TASK PROMPT -> Restate the entire listing word for word.

<<<<

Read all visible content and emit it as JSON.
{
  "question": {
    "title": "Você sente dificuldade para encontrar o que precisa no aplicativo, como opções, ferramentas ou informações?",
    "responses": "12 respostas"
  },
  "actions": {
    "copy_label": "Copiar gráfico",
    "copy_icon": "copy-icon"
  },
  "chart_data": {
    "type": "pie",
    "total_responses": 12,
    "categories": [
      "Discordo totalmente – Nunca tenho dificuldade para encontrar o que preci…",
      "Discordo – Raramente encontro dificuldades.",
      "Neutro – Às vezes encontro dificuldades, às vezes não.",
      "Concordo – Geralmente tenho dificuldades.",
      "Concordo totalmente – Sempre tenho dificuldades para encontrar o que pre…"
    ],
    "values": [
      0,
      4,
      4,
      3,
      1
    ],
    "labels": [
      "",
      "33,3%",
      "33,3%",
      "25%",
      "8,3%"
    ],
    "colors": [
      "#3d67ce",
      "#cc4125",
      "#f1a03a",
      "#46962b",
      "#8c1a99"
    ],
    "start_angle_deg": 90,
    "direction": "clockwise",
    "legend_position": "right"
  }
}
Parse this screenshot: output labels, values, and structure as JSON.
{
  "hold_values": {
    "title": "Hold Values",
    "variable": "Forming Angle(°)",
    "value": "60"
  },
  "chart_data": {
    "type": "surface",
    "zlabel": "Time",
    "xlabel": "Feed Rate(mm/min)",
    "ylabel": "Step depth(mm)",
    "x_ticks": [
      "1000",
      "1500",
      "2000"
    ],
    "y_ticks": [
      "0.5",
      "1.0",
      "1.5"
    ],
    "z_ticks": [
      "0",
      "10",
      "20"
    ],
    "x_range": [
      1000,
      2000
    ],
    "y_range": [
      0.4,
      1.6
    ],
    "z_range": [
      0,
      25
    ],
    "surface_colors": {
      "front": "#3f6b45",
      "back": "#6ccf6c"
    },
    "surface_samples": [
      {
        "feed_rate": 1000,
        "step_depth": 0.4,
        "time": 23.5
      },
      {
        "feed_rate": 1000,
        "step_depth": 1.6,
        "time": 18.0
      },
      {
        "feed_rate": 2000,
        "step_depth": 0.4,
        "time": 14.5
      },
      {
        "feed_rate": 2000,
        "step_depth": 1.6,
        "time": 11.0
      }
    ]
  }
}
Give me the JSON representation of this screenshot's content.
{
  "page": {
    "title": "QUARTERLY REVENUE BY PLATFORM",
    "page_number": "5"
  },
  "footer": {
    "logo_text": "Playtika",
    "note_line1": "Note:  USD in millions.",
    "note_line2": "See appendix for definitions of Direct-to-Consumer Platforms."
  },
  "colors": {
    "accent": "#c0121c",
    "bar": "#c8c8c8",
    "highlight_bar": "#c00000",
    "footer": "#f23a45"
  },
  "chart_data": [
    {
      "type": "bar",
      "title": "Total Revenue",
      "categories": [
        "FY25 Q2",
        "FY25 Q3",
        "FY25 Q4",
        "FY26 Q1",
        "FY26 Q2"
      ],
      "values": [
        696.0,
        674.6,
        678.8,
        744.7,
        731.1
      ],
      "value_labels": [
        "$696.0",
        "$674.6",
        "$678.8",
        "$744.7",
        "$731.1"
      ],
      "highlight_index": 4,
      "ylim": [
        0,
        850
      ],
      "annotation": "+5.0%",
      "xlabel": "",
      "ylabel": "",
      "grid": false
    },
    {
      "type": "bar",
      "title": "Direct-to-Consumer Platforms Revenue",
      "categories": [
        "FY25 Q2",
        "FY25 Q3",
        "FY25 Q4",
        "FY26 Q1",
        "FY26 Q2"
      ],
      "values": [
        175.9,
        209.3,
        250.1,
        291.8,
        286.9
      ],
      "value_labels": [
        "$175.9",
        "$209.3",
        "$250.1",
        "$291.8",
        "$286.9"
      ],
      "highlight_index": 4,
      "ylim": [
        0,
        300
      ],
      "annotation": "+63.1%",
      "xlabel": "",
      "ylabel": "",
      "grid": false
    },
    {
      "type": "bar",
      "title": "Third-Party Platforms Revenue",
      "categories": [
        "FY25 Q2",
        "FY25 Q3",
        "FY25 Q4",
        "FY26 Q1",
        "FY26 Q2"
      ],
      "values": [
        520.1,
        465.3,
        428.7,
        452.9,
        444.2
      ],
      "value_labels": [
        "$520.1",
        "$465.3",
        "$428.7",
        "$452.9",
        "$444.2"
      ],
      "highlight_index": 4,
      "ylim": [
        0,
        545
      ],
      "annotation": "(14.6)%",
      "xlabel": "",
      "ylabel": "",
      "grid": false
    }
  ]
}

>>>>

RIGHT ANSWER ->
Read all visible content and emit it as JSON.
{
  "question": {
    "title": "Você sente dificuldade para encontrar o que precisa no aplicativo, como opções, ferramentas ou informações?",
    "responses": "12 respostas"
  },
  "actions": {
    "copy_label": "Copiar gráfico",
    "copy_icon": "copy-icon"
  },
  "chart_data": {
    "type": "pie",
    "total_responses": 12,
    "categories": [
      "Discordo totalmente – Nunca tenho dificuldade para encontrar o que preci…",
      "Discordo – Raramente encontro dificuldades.",
      "Neutro – Às vezes encontro dificuldades, às vezes não.",
      "Concordo – Geralmente tenho dificuldades.",
      "Concordo totalmente – Sempre tenho dificuldades para encontrar o que pre…"
    ],
    "values": [
      0,
      4,
      4,
      3,
      1
    ],
    "labels": [
      "",
      "33,3%",
      "33,3%",
      "25%",
      "8,3%"
    ],
    "colors": [
      "#3d67ce",
      "#cc4125",
      "#f1a03a",
      "#46962b",
      "#8c1a99"
    ],
    "start_angle_deg": 90,
    "direction": "clockwise",
    "legend_position": "right"
  }
}
Parse this screenshot: output labels, values, and structure as JSON.
{
  "hold_values": {
    "title": "Hold Values",
    "variable": "Forming Angle(°)",
    "value": "60"
  },
  "chart_data": {
    "type": "surface",
    "zlabel": "Time",
    "xlabel": "Feed Rate(mm/min)",
    "ylabel": "Step depth(mm)",
    "x_ticks": [
      "1000",
      "1500",
      "2000"
    ],
    "y_ticks": [
      "0.5",
      "1.0",
      "1.5"
    ],
    "z_ticks": [
      "0",
      "10",
      "20"
    ],
    "x_range": [
      1000,
      2000
    ],
    "y_range": [
      0.4,
      1.6
    ],
    "z_range": [
      0,
      25
    ],
    "surface_colors": {
      "front": "#3f6b45",
      "back": "#6ccf6c"
    },
    "surface_samples": [
      {
        "feed_rate": 1000,
        "step_depth": 0.4,
        "time": 23.5
      },
      {
        "feed_rate": 1000,
        "step_depth": 1.6,
        "time": 18.0
      },
      {
        "feed_rate": 2000,
        "step_depth": 0.4,
        "time": 14.5
      },
      {
        "feed_rate": 2000,
        "step_depth": 1.6,
        "time": 11.0
      }
    ]
  }
}
Give me the JSON representation of this screenshot's content.
{
  "page": {
    "title": "QUARTERLY REVENUE BY PLATFORM",
    "page_number": "5"
  },
  "footer": {
    "logo_text": "Playtika",
    "note_line1": "Note:  USD in millions.",
    "note_line2": "See appendix for definitions of Direct-to-Consumer Platforms."
  },
  "colors": {
    "accent": "#c0121c",
    "bar": "#c8c8c8",
    "highlight_bar": "#c00000",
    "footer": "#f23a45"
  },
  "chart_data": [
    {
      "type": "bar",
      "title": "Total Revenue",
      "categories": [
        "FY25 Q2",
        "FY25 Q3",
        "FY25 Q4",
        "FY26 Q1",
        "FY26 Q2"
      ],
      "values": [
        696.0,
        674.6,
        678.8,
        744.7,
        731.1
      ],
      "value_labels": [
        "$696.0",
        "$674.6",
        "$678.8",
        "$744.7",
        "$731.1"
      ],
      "highlight_index": 4,
      "ylim": [
        0,
        850
      ],
      "annotation": "+5.0%",
      "xlabel": "",
      "ylabel": "",
      "grid": false
    },
    {
      "type": "bar",
      "title": "Direct-to-Consumer Platforms Revenue",
      "categories": [
        "FY25 Q2",
        "FY25 Q3",
        "FY25 Q4",
        "FY26 Q1",
        "FY26 Q2"
      ],
      "values": [
        175.9,
        209.3,
        250.1,
        291.8,
        286.9
      ],
      "value_labels": [
        "$175.9",
        "$209.3",
        "$250.1",
        "$291.8",
        "$286.9"
      ],
      "highlight_index": 4,
      "ylim": [
        0,
        300
      ],
      "annotation": "+63.1%",
      "xlabel": "",
      "ylabel": "",
      "grid": false
    },
    {
      "type": "bar",
      "title": "Third-Party Platforms Revenue",
      "categories": [
        "FY25 Q2",
        "FY25 Q3",
        "FY25 Q4",
        "FY26 Q1",
        "FY26 Q2"
      ],
      "values": [
        520.1,
        465.3,
        428.7,
        452.9,
        444.2
      ],
      "value_labels": [
        "$520.1",
        "$465.3",
        "$428.7",
        "$452.9",
        "$444.2"
      ],
      "highlight_index": 4,
      "ylim": [
        0,
        545
      ],
      "annotation": "(14.6)%",
      "xlabel": "",
      "ylabel": "",
      "grid": false
    }
  ]
}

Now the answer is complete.